Trecho do texto ::
··········

O controle da pausa térmica vem ganhando importância estratégica nas empresas que atuam em ambientes de baixa temperatura e querem fortalecer suas políticas de saúde e segurança ocupacional.
Mais do que cumprir a legislação trabalhista, registrar corretamente a exposição ao frio e os períodos de recuperação passou a ser um diferencial para organizações que buscam certificações e auditorias mais rigorosas.
Segundo Rigoberto Costa, diretor da ztrax, empresa especialista em tecnologia de Pausa Térmica, esse tipo de controle deixou de ser apenas uma rotina operacional e passou a integrar a gestão de riscos das companhias:
“Hoje, empresas que querem elevar seu padrão de segurança precisam mostrar que têm processos estruturados, rastreáveis e com evidências. A pausa térmica entra nesse contexto como um controle essencial para a proteção do trabalhador e para a maturidade da gestão”, afirma.

··········

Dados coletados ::
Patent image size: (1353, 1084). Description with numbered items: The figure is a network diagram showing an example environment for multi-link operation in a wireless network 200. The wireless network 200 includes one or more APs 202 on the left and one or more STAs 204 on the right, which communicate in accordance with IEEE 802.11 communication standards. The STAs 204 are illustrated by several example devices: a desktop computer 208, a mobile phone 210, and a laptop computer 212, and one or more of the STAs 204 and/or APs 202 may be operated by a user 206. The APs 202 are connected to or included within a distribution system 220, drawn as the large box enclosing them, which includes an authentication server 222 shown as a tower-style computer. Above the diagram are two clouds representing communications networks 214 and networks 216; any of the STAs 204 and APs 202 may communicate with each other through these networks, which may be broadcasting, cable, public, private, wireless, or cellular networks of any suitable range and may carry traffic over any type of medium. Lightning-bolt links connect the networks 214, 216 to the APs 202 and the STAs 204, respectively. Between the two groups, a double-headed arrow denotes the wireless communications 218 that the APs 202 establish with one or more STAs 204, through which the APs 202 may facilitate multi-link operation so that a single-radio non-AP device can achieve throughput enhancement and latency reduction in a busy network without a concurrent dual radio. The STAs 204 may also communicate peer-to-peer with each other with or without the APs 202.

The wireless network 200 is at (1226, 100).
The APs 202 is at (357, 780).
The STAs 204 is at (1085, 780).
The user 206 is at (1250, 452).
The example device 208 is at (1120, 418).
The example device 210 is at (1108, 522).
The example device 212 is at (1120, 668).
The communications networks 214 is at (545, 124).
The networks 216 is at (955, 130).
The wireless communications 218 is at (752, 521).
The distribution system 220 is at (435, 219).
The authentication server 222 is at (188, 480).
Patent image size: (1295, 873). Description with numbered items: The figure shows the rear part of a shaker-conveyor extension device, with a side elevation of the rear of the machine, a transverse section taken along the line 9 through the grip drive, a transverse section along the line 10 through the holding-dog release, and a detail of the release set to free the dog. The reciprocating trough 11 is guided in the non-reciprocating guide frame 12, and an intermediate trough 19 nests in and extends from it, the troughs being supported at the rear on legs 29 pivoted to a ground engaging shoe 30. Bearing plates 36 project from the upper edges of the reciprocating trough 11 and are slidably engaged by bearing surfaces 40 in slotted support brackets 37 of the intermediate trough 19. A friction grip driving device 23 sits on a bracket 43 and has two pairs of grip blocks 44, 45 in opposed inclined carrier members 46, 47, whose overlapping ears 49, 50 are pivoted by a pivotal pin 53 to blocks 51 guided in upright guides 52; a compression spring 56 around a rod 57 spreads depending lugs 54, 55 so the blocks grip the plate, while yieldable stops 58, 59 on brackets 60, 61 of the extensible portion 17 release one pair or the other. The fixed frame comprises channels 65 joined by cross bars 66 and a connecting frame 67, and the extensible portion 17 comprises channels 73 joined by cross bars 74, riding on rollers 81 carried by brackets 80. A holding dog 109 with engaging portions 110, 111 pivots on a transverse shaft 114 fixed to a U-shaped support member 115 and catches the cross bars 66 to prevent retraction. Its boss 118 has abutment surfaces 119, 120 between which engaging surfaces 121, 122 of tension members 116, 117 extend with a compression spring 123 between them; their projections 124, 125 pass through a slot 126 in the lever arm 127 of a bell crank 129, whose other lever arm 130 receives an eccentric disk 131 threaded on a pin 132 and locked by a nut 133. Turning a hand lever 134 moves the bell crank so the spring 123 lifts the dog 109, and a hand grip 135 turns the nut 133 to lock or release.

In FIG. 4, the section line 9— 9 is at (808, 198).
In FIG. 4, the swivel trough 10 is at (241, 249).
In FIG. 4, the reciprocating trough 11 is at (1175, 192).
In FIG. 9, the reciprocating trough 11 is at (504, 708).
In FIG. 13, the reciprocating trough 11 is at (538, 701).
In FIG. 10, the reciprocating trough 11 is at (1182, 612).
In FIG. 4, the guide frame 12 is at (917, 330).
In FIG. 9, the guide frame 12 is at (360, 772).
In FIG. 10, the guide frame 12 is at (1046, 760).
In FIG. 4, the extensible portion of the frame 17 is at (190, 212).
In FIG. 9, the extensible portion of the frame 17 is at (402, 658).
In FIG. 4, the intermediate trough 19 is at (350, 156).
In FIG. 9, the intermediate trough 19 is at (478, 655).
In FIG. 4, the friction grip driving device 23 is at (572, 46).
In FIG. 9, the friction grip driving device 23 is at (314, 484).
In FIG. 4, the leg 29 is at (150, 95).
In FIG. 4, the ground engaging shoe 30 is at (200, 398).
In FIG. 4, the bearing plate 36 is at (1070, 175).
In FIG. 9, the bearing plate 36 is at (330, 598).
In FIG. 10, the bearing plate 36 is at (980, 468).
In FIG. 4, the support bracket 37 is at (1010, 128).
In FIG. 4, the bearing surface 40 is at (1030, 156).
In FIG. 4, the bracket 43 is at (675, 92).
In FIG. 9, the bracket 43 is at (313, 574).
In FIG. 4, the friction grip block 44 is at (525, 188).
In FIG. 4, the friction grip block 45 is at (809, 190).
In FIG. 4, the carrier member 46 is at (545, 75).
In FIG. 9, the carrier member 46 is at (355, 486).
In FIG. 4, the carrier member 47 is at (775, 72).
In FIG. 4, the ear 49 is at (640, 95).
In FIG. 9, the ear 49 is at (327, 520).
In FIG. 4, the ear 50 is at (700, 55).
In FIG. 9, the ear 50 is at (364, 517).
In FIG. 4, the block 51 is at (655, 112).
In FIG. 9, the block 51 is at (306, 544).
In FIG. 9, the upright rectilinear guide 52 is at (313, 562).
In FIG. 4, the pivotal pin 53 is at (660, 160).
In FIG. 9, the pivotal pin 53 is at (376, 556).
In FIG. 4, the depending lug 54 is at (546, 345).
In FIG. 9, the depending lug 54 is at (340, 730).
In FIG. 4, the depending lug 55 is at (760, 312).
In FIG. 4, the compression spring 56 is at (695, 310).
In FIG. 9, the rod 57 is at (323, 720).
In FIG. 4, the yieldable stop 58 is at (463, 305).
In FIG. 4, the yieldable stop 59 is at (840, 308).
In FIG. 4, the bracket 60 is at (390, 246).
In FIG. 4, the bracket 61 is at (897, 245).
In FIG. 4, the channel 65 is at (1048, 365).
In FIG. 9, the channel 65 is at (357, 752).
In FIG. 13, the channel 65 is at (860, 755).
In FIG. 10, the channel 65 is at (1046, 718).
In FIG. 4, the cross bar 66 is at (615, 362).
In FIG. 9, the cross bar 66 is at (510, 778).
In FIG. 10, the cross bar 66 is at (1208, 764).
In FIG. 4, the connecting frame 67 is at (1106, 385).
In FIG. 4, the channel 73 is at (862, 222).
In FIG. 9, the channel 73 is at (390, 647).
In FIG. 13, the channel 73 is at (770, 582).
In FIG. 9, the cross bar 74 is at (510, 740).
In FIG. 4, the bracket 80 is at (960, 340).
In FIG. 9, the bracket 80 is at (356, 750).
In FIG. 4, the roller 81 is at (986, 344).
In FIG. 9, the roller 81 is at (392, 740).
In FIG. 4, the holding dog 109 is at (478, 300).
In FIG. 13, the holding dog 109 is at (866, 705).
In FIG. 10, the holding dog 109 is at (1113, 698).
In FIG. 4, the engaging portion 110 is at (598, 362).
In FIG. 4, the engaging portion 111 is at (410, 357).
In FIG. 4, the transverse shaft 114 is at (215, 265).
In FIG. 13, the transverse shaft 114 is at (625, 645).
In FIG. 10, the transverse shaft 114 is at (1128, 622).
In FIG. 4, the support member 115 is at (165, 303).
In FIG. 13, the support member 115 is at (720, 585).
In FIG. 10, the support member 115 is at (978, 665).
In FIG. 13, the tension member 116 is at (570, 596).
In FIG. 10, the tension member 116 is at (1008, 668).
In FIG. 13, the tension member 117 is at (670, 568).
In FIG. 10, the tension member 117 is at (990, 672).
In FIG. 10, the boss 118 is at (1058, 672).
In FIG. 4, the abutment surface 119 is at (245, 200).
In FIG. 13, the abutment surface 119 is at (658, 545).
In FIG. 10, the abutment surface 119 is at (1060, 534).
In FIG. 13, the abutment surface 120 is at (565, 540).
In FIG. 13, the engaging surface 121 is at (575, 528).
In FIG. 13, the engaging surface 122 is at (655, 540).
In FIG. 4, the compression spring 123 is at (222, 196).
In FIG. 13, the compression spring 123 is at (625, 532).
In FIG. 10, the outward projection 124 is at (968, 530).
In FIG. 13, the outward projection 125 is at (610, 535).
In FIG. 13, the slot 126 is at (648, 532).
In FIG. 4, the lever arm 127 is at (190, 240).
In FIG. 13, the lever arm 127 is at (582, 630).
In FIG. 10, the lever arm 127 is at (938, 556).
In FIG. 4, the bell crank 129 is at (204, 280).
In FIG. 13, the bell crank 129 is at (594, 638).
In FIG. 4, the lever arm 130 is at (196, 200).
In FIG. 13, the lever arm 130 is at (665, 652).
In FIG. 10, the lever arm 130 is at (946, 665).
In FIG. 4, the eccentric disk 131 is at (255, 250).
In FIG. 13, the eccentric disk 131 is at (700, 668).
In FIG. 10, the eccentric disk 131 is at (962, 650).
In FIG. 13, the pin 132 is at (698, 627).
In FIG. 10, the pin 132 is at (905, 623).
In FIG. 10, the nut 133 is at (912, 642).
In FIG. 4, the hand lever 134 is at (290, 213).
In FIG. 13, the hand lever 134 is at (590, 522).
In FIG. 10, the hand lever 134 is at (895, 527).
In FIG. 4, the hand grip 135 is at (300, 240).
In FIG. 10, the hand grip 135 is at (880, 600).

··········

Instruções das tarefas ::
#1 Transcreva o trecho do texto sobre a pausa térmica entre "O controle da" e "e segurança ocupacional.", inclusive.
#2 Por favor, dê continuidade ao texto sobre a pausa térmica a partir da última frase apresentada.

Respostas do exercício ::
#1
O controle da pausa térmica vem ganhando importância estratégica nas empresas que atuam em ambientes de baixa temperatura e querem fortalecer suas políticas de saúde e segurança ocupacional.

#2
Normas internacionais passam a exigir identificação de perigos, avaliação de riscos e implementação de medidas efetivas de prevenção. É o caso da ISO 45001, voltada a sistemas de gestão de saúde e segurança ocupacional, que exige da organização a adoção de controles para riscos no ambiente de trabalho, incluindo situações de estresse térmico por calor ou frio.
Já a ISO PAS 45007 amplia esse olhar ao tratar dos impactos das mudanças climáticas sobre a saúde ocupacional, incluindo riscos relacionados a temperaturas extremas.
Na prática, isso significa que empresas com operações em câmaras frias, áreas refrigeradas e ambientes climatizados precisam ir além da orientação informal. É necessário monitorar, registrar e comprovar que o colaborador está sendo protegido de acordo com critérios definidos pela empresa e pelas exigências de conformidade:
“Automatizar o controle da pausa térmica ajuda a reduzir falhas, melhora a rastreabilidade das informações e fortalece a empresa diante de auditorias, além de contribuir para a redução de passivos trabalhistas”, finaliza.